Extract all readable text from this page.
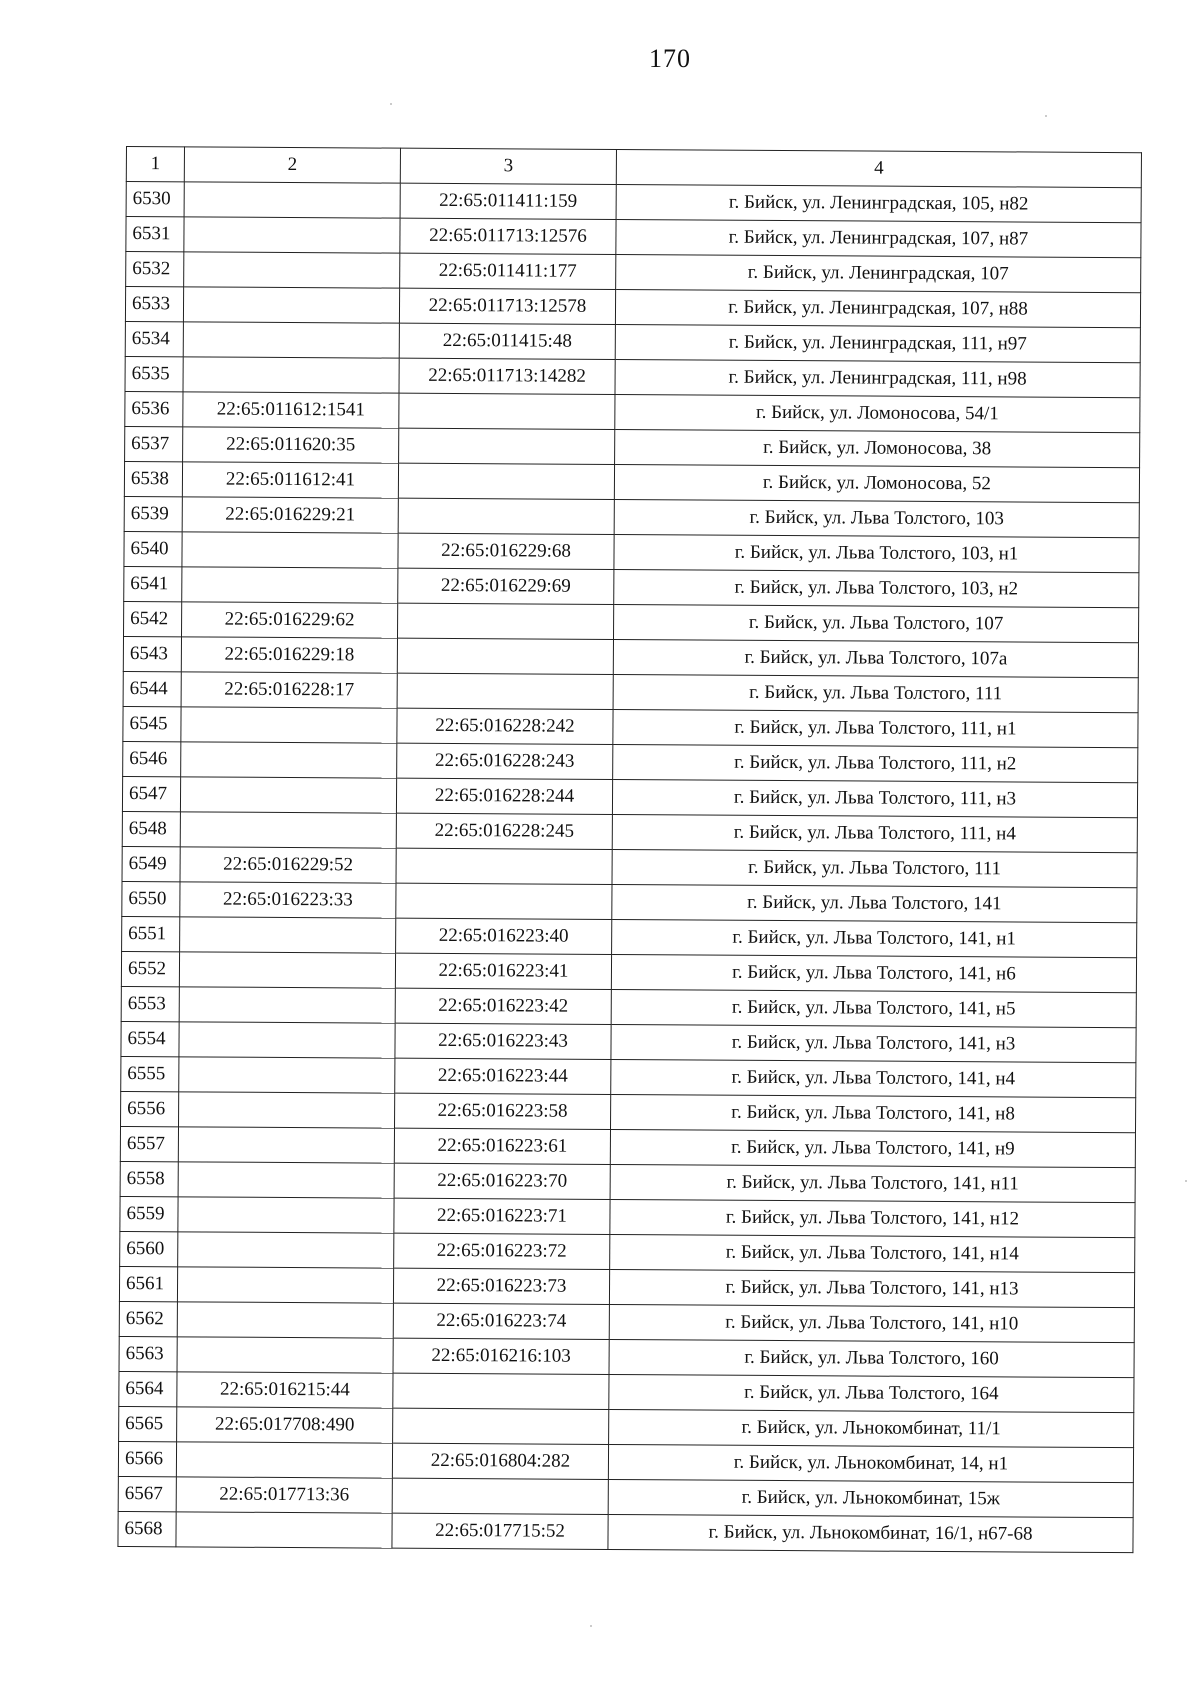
170
1	2	3	4
6530		22:65:011411:159	г. Бийск, ул. Ленинградская, 105, н82
6531		22:65:011713:12576	г. Бийск, ул. Ленинградская, 107, н87
6532		22:65:011411:177	г. Бийск, ул. Ленинградская, 107
6533		22:65:011713:12578	г. Бийск, ул. Ленинградская, 107, н88
6534		22:65:011415:48	г. Бийск, ул. Ленинградская, 111, н97
6535		22:65:011713:14282	г. Бийск, ул. Ленинградская, 111, н98
6536	22:65:011612:1541		г. Бийск, ул. Ломоносова, 54/1
6537	22:65:011620:35		г. Бийск, ул. Ломоносова, 38
6538	22:65:011612:41		г. Бийск, ул. Ломоносова, 52
6539	22:65:016229:21		г. Бийск, ул. Льва Толстого, 103
6540		22:65:016229:68	г. Бийск, ул. Льва Толстого, 103, н1
6541		22:65:016229:69	г. Бийск, ул. Льва Толстого, 103, н2
6542	22:65:016229:62		г. Бийск, ул. Льва Толстого, 107
6543	22:65:016229:18		г. Бийск, ул. Льва Толстого, 107а
6544	22:65:016228:17		г. Бийск, ул. Льва Толстого, 111
6545		22:65:016228:242	г. Бийск, ул. Льва Толстого, 111, н1
6546		22:65:016228:243	г. Бийск, ул. Льва Толстого, 111, н2
6547		22:65:016228:244	г. Бийск, ул. Льва Толстого, 111, н3
6548		22:65:016228:245	г. Бийск, ул. Льва Толстого, 111, н4
6549	22:65:016229:52		г. Бийск, ул. Льва Толстого, 111
6550	22:65:016223:33		г. Бийск, ул. Льва Толстого, 141
6551		22:65:016223:40	г. Бийск, ул. Льва Толстого, 141, н1
6552		22:65:016223:41	г. Бийск, ул. Льва Толстого, 141, н6
6553		22:65:016223:42	г. Бийск, ул. Льва Толстого, 141, н5
6554		22:65:016223:43	г. Бийск, ул. Льва Толстого, 141, н3
6555		22:65:016223:44	г. Бийск, ул. Льва Толстого, 141, н4
6556		22:65:016223:58	г. Бийск, ул. Льва Толстого, 141, н8
6557		22:65:016223:61	г. Бийск, ул. Льва Толстого, 141, н9
6558		22:65:016223:70	г. Бийск, ул. Льва Толстого, 141, н11
6559		22:65:016223:71	г. Бийск, ул. Льва Толстого, 141, н12
6560		22:65:016223:72	г. Бийск, ул. Льва Толстого, 141, н14
6561		22:65:016223:73	г. Бийск, ул. Льва Толстого, 141, н13
6562		22:65:016223:74	г. Бийск, ул. Льва Толстого, 141, н10
6563		22:65:016216:103	г. Бийск, ул. Льва Толстого, 160
6564	22:65:016215:44		г. Бийск, ул. Льва Толстого, 164
6565	22:65:017708:490		г. Бийск, ул. Льнокомбинат, 11/1
6566		22:65:016804:282	г. Бийск, ул. Льнокомбинат, 14, н1
6567	22:65:017713:36		г. Бийск, ул. Льнокомбинат, 15ж
6568		22:65:017715:52	г. Бийск, ул. Льнокомбинат, 16/1, н67-68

____________________

• [WORK TO COMPLETE]: Using the listing above, show each line holding the string "Ломоносова".

• [CORRECT RESULT]:
6536	22:65:011612:1541		г. Бийск, ул. Ломоносова, 54/1
6537	22:65:011620:35		г. Бийск, ул. Ломоносова, 38
6538	22:65:011612:41		г. Бийск, ул. Ломоносова, 52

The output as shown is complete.